CONSIGNES.
A. D'après le texte sur la critique d'une pensée, à quel philosophe est consacré le dernier ouvrage de Jacques Dewitte ?
B. Dites si chacune des affirmations suivantes s'accorde avec le texte sur la critique d'une pensée. Répondez par oui ou par non et citez les mots décisifs du texte. (i) Il faut attaquer une pensée sur ses points faibles. (ii) La compréhension exigée n'est pas seulement intellectuelle. (iii) Une critique profonde d'une pensée se nourrit d'une sympathie première envers elle.
C. Poursuivez le texte sur la critique d'une pensée en reprenant après sa dernière phrase.

TEXTE À LIRE.
════════
On se forme l'esprit et le sentiment par les conversations, Pascal

dimanche 29 mai 2011

Maxime générale pour tout débat critique

"Si l'on veut développer une argumentation critique contre une pensée quelle qu'elle soit, il ne faut pas l'attaquer sur ses points faibles. On doit commencer au contraire par la restituer dans toute sa force et sa grandeur, aller au cœur de son inspiration, saisir ce qu'elle avait de plus original et de plus fécond", écrit Jacques Dewitte dans son dernier ouvrage consacré à l'œuvre du grand philosophe polonais, Leslek Kolakowski*. Combien de fois ai-je répété cette maxime à mes étudiants, et elle vaut pour tous !
Qu'importe que nous soyons ou non d'accord avec une grande pensée, telle celle de Marx par exemple, notre critique n'aura de valeur, de profondeur et de signification qu'à la condition d'être capable d'entrer en elle avec autant d'honnêteté possible, de percevoir la lumière singulière et unique qu'elle jette sur le monde, autrement dit sa grandeur et la part de vérité qu'elle recèle. Une telle attitude n'est pas simplement "objective" ; elle requiert une forme de sympathie, la capacité de sortir et de mettre de côté nos propres opinions et représentations pour pénétrer de l'intérieur dans une pensée différente de la nôtre, qui n'obtiendra peut-être pas notre adhésion, mais qu'on ne pourra critiquer sérieusement qu'à condition de l'avoir réellement comprise. Il faut y insiter : une telle compréhension n'est pas seulement "intellectuelle" ; c'est le cœur du foyer dont elle émane, les intuitions ou les convictions fondamentales à partir de quoi le reste se construit et s'organise, que nous devons être capables de saisir, ce qu'elles contiennent de vérité (inévitablement partielle). En somme, il n'est pas de critique profonde, éventuellement radicale, d'une pensée qui ne se nourrisse d'une sympathie première envers elle. Sans quoi, la critique sera ou bien purement abstraite, ou bien idéologique ou encore tout simplement superficielle et imbécile, ce qui est souvent le cas.
════════
DOCUMENTS FOURNIS.

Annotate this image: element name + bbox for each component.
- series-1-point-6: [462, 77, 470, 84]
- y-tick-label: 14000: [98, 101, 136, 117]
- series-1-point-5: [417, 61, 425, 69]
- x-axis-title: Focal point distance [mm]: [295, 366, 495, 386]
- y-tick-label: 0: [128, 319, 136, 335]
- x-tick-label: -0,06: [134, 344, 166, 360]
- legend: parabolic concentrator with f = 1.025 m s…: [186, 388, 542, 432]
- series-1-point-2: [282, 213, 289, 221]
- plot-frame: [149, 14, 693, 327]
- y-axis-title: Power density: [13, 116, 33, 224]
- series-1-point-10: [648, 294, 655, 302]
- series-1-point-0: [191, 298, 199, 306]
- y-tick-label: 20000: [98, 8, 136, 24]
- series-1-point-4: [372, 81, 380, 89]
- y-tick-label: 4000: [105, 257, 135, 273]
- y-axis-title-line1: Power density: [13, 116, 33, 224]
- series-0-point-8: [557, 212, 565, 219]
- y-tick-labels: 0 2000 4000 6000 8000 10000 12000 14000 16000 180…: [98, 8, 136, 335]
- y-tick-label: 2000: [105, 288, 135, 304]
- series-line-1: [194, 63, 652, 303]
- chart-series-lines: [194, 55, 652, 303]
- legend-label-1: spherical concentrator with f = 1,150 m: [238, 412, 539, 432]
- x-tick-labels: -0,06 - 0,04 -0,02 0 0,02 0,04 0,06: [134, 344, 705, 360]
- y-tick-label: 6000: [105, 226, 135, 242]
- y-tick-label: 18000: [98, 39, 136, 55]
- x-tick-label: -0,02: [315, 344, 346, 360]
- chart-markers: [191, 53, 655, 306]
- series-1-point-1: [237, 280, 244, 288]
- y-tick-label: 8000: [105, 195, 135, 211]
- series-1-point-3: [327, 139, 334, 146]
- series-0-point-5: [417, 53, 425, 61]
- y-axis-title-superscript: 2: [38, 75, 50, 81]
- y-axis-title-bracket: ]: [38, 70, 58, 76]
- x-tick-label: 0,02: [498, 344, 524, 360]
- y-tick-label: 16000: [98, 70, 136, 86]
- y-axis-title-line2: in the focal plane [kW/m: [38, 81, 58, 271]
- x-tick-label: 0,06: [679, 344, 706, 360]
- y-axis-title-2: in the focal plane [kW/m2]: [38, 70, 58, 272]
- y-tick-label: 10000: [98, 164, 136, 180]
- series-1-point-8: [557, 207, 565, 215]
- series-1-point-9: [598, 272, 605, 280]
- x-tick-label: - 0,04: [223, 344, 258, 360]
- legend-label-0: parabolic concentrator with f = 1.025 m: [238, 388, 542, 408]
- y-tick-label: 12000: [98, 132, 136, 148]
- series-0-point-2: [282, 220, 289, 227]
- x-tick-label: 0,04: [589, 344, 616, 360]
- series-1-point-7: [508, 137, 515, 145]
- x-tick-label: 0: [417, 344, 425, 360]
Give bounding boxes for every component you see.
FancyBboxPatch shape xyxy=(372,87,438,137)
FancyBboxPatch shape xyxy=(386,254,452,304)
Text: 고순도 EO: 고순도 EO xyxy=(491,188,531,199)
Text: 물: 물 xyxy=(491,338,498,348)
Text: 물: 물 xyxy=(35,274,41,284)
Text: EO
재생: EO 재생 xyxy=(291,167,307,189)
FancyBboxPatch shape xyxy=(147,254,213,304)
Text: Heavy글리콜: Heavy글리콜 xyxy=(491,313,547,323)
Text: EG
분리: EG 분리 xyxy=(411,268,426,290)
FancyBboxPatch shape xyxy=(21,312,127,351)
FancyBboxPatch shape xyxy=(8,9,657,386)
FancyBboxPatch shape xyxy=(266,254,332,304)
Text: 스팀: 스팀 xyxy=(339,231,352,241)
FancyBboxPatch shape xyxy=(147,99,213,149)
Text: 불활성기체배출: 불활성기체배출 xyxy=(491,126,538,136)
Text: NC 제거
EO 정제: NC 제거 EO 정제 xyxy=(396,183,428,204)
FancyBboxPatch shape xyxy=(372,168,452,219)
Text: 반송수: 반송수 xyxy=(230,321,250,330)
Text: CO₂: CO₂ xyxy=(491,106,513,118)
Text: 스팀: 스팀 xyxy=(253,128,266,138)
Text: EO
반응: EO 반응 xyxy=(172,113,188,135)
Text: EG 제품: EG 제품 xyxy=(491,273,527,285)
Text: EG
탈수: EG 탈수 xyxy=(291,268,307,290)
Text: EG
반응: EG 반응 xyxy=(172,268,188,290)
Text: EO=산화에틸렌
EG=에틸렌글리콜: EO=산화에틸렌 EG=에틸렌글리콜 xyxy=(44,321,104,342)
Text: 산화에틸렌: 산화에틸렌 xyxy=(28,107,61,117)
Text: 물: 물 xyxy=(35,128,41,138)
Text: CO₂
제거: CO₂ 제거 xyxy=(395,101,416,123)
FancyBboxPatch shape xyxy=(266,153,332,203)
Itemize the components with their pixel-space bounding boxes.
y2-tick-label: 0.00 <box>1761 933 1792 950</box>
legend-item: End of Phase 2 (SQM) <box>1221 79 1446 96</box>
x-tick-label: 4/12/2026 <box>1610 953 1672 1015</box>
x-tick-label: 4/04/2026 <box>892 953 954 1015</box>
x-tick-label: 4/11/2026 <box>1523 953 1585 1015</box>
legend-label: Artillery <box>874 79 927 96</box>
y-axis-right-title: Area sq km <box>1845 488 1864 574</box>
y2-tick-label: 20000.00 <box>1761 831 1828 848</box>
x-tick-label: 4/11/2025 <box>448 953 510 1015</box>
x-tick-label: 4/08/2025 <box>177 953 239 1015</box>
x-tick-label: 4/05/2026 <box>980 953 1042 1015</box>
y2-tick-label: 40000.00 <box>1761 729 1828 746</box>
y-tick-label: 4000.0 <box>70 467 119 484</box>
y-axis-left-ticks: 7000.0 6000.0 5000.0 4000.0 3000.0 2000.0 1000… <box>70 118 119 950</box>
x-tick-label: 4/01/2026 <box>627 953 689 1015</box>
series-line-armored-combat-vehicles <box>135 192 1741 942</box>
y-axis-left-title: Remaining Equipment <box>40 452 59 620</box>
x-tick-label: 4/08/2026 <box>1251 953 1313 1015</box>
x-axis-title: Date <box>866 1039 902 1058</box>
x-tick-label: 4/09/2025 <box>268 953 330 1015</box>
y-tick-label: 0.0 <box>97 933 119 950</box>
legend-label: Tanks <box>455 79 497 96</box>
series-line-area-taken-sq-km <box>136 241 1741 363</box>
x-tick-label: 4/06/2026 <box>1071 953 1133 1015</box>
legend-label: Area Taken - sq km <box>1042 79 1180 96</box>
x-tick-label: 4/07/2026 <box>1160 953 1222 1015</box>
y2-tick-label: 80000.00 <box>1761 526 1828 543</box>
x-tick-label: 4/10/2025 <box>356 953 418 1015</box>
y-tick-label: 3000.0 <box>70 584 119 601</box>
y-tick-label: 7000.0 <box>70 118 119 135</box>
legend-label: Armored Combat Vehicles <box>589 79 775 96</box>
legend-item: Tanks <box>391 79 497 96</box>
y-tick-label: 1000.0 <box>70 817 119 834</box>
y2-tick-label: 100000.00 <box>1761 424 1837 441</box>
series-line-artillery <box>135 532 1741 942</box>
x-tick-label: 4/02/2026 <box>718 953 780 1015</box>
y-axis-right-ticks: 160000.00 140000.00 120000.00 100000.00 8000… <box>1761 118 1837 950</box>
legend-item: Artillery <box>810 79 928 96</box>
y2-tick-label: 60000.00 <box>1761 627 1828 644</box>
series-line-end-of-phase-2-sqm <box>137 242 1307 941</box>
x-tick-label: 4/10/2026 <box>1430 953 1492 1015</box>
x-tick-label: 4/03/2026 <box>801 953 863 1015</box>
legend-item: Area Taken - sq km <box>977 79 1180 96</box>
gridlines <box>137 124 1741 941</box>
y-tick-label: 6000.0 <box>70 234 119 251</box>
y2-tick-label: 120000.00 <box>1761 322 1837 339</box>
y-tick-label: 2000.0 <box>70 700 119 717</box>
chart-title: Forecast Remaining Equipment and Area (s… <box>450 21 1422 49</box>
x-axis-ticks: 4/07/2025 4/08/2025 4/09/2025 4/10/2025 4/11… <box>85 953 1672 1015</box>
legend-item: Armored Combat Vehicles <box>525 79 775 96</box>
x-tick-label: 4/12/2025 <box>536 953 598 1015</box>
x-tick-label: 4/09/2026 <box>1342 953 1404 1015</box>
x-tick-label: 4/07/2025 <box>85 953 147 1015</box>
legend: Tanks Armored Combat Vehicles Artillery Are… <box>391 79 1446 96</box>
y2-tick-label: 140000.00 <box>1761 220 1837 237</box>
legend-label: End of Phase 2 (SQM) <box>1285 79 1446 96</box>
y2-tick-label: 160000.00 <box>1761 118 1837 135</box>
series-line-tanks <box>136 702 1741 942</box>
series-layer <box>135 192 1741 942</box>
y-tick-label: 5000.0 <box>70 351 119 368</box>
════════
CORRIGÉ.
A. Au grand philosophe polonais Leslek Kolakowski.

B.
(i) Non : « il ne faut pas l'attaquer sur ses points faibles ».
(ii) Oui : « une telle compréhension n'est pas seulement "intellectuelle" ».
(iii) Oui : « il n'est pas de critique profonde, éventuellement radicale, d'une pensée qui ne se nourrisse d'une sympathie première envers elle ».

C.
Nous étant avancé jusqu'à ce stade, ayant en quelque manière faite nôtre, serait-ce pour un temps seulement, cette vision du monde, nous cessons de la voir de façon purement abstraite et théorique. Cette vision est devenue une possibilité de notre propre pensée, quoique, en définitive, nous la rejeterons peut-être pour diverses raisons, ou alors c'est elle qui nous entrainera à sa suite, modifiant, transformant, bouleversant peut-être nos convictions les plus intimes. Telle est maxime qui doit gouverner les rapports que nous entretenons avec les grands penseurs. Comme on le voit, cette exigence est loin d'être seulement de nature méthodologique : elle implique que soit couru le risque d'une totale et radicale remise en cause de soi. Et l'opération se renouvelle à chaque fois que nous abordons un penseur de première importance.
Il n'en découle pas que la philosophie soit faite de points de vue tout relatifs qui s'annulent les uns les autres, de telle sorte qu'elle ne "mérite pas une heure de peine", selon le mot de Pascal. Ce que la philosophie développe et à quoi elle conduit, la littérature aussi, et la "haute culture dans son ensemble, c'est le contraire d'une annulation nihiliste des conceptions du monde et de l'homme, mais l'intelligence sceptique de richesses et de possibilités plurielles qui ne conduisent à aucune vérité absolue et définitive. C'est pourquoi, la culture n'est pas une accumulation de connaissances, mais une aventure permanente faite d'expériences multiples, à chaque fois nouvelles.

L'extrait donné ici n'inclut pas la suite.